Given instruction: Return all lines from the listing below in which the string "title" occurs.

↓↓↓

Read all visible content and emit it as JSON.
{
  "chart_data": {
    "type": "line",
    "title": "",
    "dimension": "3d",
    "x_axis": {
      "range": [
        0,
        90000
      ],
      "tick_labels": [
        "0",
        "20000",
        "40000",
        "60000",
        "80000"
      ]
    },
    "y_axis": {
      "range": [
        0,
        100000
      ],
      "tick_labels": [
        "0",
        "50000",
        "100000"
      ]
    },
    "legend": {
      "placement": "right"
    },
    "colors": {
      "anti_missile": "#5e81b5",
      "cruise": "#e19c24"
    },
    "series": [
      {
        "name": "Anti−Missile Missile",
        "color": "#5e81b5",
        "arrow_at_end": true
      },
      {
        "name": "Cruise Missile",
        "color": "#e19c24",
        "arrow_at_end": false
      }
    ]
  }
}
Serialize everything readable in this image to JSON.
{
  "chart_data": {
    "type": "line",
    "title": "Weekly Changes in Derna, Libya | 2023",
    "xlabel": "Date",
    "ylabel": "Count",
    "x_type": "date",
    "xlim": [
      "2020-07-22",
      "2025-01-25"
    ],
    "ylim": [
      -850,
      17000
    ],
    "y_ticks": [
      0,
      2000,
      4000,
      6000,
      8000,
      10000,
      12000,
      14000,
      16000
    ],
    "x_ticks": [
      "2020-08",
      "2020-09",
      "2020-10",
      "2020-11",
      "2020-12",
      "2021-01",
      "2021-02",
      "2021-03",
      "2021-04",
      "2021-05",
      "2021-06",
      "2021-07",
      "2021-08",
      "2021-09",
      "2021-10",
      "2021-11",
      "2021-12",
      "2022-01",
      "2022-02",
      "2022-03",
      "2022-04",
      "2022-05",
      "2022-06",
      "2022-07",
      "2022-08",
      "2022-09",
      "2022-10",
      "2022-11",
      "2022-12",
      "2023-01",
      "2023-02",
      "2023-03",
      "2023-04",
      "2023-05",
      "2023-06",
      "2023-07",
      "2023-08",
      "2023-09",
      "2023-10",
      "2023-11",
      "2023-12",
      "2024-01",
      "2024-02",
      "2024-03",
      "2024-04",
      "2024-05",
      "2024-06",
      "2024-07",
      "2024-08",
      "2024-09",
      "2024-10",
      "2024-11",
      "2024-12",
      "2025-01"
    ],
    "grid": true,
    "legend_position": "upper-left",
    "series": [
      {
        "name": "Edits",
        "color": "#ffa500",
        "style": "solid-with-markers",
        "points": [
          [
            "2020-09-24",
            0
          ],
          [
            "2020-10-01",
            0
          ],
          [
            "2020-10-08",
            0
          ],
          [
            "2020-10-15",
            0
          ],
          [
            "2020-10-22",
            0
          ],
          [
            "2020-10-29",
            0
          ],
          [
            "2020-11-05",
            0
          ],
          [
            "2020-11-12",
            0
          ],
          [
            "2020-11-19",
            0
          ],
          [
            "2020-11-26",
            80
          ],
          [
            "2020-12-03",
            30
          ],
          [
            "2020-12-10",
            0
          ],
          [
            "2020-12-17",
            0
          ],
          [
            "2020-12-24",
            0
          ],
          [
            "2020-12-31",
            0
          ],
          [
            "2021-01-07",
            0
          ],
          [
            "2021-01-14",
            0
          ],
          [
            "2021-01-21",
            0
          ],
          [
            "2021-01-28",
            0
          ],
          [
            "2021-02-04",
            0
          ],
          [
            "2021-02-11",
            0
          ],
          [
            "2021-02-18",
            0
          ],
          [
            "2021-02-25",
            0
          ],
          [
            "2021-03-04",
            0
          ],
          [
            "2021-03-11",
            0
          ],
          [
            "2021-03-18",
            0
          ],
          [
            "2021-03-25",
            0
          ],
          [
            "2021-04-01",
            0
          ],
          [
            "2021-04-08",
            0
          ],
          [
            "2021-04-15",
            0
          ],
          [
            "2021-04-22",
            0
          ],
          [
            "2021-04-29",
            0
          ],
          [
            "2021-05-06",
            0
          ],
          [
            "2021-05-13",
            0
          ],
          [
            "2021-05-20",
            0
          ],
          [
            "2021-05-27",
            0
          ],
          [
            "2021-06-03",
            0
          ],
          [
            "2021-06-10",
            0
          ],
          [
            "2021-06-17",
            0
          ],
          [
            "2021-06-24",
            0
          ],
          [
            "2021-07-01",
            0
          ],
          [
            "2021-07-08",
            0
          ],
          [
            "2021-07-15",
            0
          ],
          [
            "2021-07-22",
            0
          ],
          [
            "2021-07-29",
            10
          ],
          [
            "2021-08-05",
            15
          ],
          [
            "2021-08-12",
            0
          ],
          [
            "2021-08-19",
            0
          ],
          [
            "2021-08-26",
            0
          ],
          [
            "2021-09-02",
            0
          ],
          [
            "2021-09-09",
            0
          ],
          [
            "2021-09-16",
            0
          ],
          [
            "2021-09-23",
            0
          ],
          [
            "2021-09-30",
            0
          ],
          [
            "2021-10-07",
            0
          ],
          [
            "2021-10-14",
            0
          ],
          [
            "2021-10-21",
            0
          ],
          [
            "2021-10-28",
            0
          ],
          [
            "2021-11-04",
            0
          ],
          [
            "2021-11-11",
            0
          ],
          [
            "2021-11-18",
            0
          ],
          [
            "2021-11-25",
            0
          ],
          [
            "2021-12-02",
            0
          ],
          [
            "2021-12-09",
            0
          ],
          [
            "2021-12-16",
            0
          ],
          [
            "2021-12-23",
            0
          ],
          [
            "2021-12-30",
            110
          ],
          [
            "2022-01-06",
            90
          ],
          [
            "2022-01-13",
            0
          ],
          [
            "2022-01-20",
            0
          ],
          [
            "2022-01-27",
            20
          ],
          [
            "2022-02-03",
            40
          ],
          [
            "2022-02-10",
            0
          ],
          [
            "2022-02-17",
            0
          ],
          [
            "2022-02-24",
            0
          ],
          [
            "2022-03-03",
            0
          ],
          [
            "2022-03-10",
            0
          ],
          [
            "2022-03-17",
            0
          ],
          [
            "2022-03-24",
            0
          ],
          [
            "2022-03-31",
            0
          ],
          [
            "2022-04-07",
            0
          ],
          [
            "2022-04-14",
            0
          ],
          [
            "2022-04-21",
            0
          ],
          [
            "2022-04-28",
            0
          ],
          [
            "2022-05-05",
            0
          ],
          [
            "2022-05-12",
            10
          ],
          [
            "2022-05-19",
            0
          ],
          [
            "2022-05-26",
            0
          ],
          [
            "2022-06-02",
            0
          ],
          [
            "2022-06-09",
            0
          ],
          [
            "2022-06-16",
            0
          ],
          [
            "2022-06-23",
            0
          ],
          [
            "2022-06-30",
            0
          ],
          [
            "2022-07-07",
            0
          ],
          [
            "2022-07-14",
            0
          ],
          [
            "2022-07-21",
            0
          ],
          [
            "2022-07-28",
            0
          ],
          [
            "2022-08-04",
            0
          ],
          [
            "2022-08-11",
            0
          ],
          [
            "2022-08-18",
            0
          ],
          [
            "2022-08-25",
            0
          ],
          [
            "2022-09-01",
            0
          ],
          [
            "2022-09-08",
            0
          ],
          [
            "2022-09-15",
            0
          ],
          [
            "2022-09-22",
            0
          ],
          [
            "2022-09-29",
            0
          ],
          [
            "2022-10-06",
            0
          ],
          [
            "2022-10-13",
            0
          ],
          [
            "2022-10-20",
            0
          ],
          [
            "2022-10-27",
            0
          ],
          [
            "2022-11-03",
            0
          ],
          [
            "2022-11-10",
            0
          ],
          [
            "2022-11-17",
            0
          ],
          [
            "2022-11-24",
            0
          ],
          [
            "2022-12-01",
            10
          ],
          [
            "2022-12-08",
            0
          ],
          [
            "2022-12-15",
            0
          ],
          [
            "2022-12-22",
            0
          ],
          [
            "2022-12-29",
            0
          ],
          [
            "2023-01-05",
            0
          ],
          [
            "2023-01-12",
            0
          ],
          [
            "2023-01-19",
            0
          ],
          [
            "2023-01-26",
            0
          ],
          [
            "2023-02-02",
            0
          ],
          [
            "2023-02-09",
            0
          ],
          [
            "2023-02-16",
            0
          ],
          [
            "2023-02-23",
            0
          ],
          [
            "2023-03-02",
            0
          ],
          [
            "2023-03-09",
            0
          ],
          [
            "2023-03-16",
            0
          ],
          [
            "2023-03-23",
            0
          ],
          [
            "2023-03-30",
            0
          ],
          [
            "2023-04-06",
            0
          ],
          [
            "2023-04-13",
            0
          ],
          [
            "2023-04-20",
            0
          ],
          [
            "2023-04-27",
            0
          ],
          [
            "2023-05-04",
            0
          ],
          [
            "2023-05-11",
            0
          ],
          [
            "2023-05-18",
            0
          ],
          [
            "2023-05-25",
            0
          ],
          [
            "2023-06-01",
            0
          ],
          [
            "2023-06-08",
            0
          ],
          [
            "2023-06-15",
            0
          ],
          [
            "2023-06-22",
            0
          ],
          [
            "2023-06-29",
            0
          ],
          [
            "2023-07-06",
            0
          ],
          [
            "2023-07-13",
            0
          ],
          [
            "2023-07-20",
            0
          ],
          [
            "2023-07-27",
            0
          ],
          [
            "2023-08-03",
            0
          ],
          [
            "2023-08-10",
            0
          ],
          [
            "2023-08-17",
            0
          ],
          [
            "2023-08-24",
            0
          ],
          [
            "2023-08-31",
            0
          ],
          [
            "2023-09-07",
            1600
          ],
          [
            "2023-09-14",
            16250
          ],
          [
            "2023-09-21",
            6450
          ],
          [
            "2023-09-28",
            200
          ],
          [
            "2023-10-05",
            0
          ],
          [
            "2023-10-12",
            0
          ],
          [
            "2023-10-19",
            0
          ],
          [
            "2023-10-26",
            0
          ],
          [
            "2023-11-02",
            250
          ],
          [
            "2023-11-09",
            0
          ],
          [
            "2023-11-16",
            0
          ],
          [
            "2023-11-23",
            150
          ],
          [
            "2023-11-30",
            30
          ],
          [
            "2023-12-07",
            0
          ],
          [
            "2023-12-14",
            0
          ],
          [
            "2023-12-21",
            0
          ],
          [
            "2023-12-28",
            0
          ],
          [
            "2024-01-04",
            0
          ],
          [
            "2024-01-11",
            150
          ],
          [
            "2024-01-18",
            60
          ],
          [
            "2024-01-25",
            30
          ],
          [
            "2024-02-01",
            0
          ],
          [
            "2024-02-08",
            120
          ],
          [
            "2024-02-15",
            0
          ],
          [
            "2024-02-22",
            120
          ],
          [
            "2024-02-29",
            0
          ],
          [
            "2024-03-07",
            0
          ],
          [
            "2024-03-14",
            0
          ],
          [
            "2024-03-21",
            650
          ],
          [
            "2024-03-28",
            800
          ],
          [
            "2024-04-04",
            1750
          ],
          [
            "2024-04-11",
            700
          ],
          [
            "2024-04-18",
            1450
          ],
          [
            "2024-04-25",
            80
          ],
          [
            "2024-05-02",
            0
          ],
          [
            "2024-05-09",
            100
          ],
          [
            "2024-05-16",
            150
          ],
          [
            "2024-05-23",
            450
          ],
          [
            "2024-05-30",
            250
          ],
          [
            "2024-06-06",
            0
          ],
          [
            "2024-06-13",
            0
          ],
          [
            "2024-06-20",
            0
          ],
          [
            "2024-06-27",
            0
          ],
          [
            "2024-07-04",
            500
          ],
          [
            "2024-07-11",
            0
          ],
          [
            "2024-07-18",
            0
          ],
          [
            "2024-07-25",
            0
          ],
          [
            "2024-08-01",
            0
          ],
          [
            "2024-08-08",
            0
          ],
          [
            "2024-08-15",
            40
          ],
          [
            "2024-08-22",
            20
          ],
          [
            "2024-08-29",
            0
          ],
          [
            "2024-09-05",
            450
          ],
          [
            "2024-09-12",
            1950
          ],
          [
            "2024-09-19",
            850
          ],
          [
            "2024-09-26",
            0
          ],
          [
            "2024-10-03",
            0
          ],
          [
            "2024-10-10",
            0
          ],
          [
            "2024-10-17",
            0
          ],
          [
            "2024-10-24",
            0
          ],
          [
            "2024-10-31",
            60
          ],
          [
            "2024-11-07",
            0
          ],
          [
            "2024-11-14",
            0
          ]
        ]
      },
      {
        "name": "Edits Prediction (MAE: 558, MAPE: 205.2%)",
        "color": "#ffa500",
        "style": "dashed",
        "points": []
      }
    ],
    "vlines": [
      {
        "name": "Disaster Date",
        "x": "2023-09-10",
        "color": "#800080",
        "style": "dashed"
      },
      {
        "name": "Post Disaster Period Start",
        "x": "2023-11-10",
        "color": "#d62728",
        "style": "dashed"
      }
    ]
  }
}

↑↑↑

Final result:
    "title": "",
    "title": "Weekly Changes in Derna, Libya | 2023",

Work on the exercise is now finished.